* Start Given information *
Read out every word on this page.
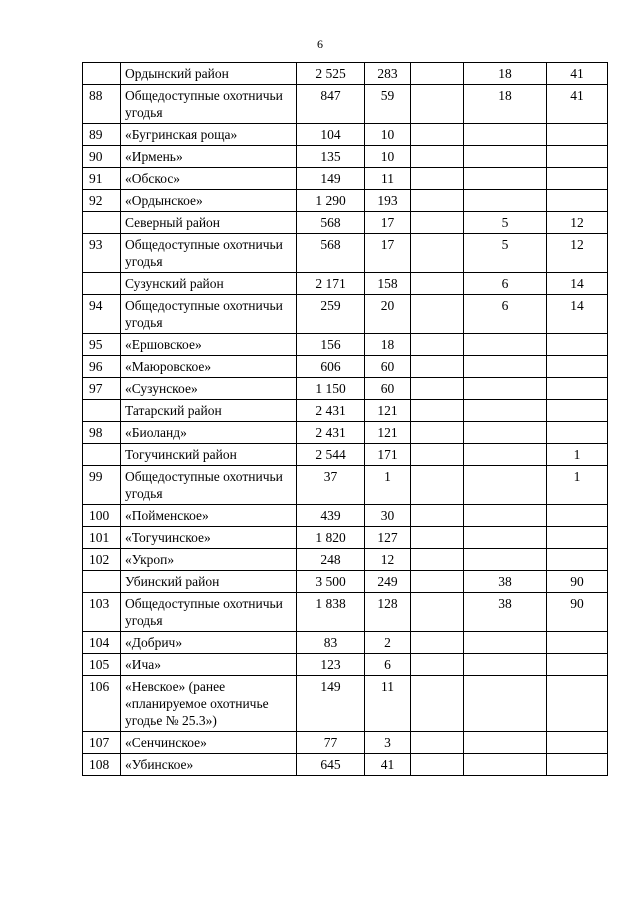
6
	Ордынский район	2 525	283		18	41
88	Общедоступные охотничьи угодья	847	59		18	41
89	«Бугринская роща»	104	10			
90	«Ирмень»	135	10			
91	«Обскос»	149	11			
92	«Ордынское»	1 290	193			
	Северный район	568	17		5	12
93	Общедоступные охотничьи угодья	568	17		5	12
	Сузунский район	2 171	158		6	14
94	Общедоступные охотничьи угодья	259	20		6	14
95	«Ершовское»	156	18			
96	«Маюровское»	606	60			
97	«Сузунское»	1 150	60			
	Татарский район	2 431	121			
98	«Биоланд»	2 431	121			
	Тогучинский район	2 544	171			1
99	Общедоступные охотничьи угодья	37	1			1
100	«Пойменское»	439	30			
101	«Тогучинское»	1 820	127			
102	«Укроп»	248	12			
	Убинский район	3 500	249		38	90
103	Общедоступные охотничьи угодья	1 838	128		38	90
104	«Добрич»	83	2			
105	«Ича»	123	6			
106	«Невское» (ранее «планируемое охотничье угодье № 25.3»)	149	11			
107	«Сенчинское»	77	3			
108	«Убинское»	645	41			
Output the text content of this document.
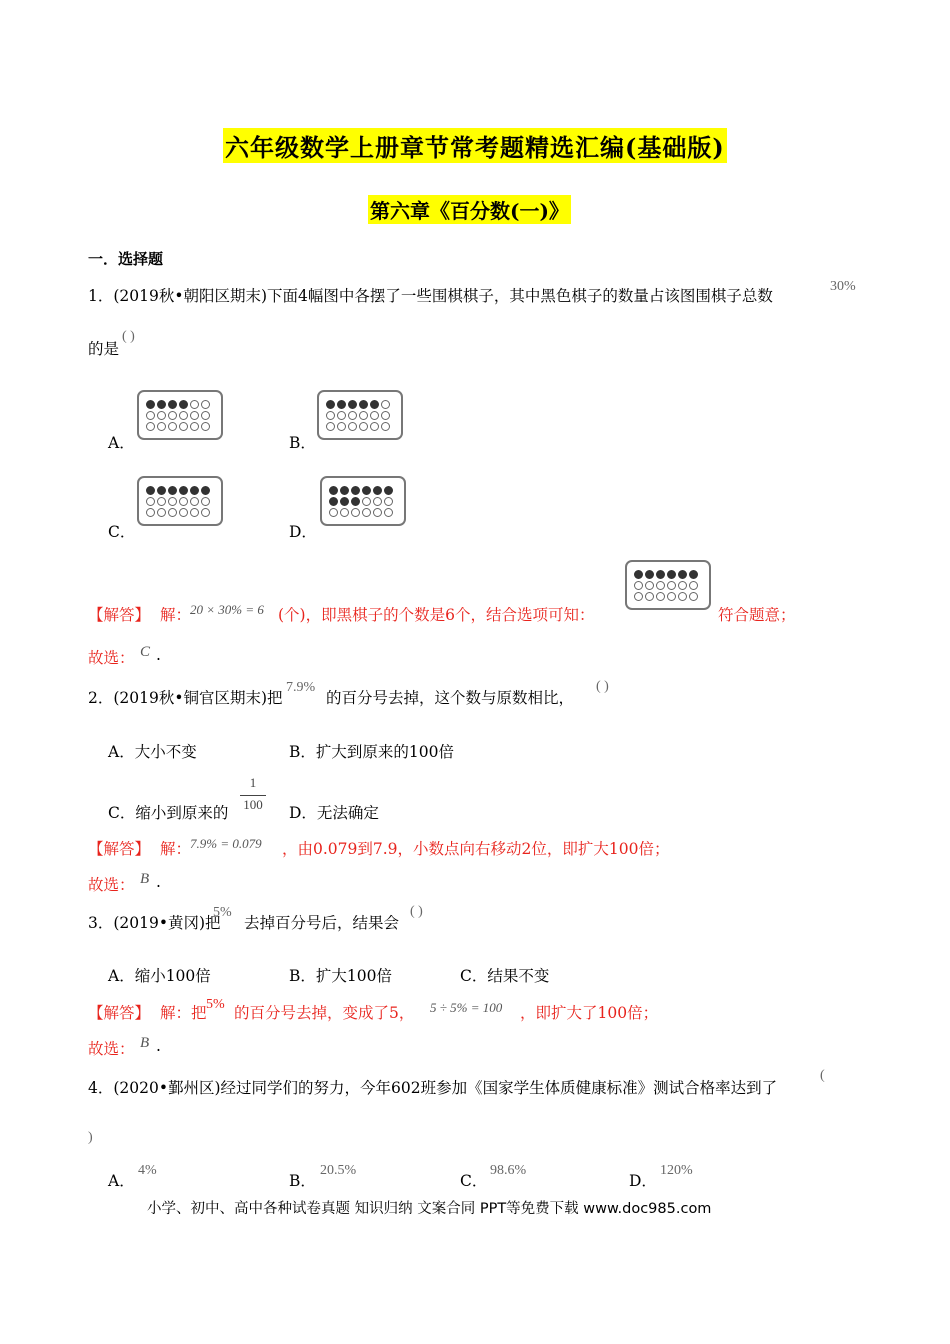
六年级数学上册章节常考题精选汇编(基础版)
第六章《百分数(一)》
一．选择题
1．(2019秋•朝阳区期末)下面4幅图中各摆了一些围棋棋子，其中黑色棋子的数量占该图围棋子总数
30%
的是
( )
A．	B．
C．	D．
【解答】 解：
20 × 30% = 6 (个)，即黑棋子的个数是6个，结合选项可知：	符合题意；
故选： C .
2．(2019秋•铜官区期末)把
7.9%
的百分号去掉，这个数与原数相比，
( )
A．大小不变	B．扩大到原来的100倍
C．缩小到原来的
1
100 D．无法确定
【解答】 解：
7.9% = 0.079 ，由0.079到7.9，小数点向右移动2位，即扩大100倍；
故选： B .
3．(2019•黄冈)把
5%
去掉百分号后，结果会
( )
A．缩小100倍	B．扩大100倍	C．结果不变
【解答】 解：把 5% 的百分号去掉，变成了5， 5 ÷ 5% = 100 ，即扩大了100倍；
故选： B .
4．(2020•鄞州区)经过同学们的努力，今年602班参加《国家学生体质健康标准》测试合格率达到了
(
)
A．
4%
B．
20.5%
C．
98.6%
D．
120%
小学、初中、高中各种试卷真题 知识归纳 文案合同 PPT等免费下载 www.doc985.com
* End Given information *
* Start Given information *
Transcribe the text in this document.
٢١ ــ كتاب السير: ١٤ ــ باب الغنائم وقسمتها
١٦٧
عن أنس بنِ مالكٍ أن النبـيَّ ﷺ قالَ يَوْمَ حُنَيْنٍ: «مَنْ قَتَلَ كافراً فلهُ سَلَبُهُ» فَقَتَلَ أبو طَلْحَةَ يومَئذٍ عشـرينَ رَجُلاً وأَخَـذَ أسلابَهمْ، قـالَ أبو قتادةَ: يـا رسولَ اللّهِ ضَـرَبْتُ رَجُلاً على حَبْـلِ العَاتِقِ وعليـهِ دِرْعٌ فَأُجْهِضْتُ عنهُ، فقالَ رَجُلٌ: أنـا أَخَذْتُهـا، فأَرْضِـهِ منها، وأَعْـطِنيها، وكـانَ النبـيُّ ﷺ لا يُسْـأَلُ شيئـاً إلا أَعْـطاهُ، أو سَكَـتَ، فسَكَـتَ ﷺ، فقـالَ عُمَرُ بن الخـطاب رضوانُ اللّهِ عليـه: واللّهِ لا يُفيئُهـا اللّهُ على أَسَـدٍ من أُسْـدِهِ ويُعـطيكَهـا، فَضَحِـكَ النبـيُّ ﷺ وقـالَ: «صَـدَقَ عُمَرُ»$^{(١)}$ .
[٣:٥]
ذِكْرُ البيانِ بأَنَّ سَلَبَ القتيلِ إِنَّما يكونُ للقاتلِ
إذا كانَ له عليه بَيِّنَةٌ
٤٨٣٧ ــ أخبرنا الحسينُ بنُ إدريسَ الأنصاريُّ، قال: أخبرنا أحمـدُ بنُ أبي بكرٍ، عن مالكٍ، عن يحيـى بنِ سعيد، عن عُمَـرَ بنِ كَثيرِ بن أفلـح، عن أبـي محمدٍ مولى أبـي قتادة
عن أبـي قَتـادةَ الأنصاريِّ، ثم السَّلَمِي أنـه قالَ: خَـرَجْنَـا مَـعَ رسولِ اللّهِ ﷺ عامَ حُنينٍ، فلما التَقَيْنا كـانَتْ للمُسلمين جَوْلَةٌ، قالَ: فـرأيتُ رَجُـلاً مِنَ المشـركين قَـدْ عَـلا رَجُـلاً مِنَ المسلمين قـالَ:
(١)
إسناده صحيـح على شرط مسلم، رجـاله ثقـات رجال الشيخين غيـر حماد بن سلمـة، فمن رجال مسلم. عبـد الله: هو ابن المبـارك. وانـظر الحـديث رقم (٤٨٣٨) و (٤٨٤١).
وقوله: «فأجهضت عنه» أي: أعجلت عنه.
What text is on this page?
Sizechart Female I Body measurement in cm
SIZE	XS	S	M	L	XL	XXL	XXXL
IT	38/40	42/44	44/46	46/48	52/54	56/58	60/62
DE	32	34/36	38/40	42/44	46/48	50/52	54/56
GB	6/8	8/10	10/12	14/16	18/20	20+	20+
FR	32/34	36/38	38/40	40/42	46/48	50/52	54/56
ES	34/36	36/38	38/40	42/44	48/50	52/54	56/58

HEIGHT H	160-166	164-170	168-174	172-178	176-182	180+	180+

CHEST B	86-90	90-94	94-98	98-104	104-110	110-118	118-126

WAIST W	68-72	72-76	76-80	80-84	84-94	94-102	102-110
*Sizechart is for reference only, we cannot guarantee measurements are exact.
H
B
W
* End Given information *
* Start Given information *
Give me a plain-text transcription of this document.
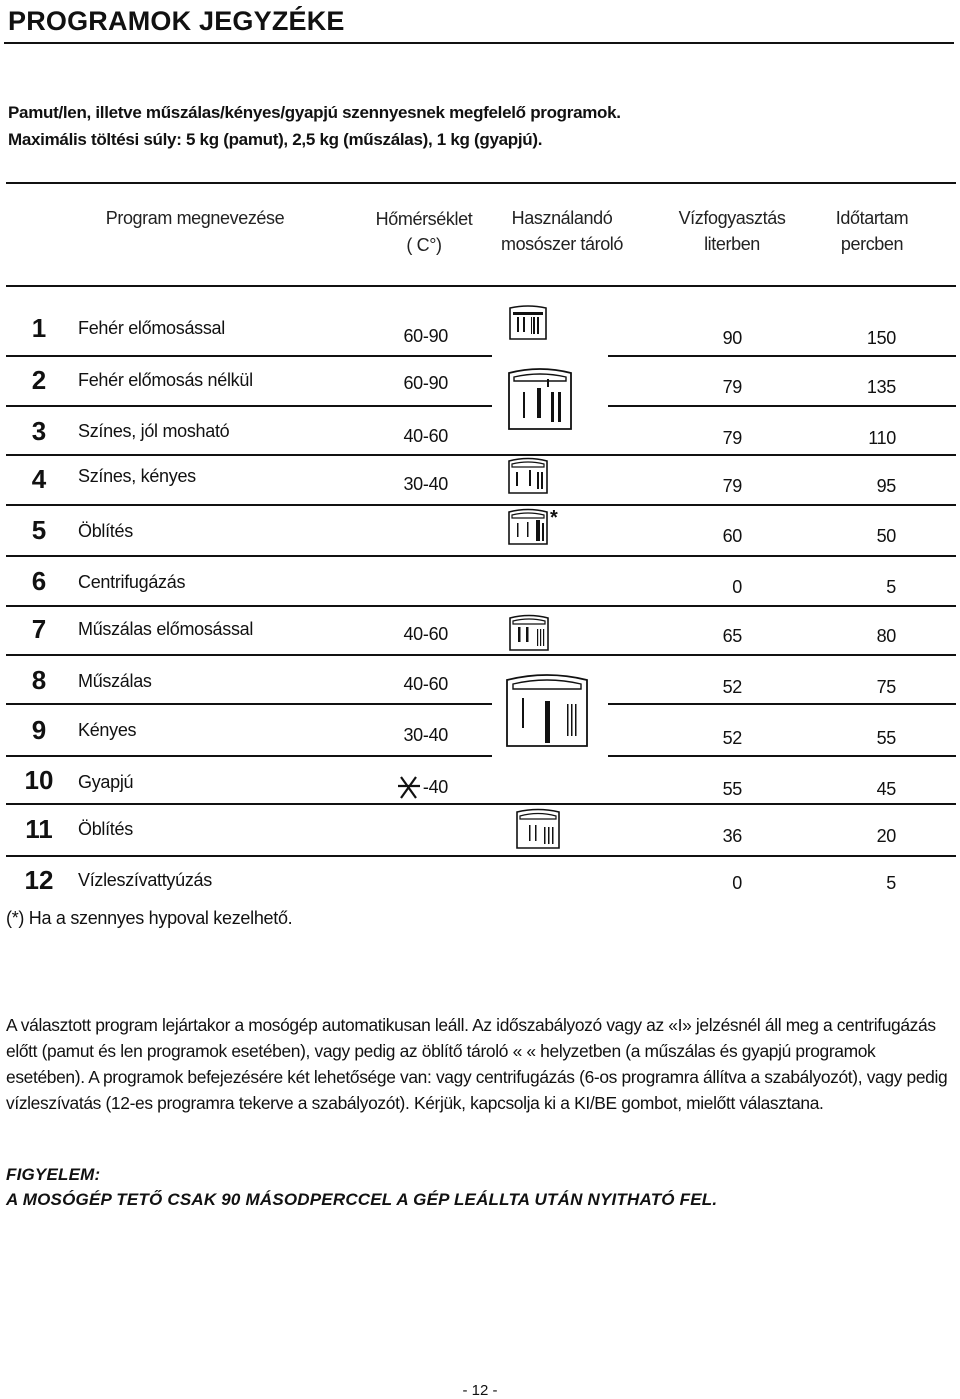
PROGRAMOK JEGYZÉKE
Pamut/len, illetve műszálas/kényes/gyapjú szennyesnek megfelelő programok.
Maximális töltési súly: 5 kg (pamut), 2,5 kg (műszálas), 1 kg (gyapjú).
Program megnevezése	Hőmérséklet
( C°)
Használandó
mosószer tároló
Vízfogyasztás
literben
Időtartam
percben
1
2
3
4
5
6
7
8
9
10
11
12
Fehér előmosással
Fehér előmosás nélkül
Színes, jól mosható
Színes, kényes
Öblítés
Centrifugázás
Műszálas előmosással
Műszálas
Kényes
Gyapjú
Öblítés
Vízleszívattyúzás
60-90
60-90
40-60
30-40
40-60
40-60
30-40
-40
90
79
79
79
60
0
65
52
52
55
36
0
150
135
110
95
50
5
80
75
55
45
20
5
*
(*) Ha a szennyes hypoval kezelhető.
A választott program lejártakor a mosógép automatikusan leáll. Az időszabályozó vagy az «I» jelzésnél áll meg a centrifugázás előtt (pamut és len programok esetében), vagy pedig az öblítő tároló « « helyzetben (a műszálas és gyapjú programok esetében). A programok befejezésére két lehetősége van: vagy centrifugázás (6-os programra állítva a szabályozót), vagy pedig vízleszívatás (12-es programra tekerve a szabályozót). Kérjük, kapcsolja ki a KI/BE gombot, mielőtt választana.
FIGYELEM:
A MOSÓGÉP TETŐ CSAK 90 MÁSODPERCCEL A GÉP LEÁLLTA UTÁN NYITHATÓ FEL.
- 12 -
* End Given information *
[Given problem] Return all lines of the material above in which the word "előmosással" occurs.

[The completed task]
Fehér előmosással
Műszálas előmosással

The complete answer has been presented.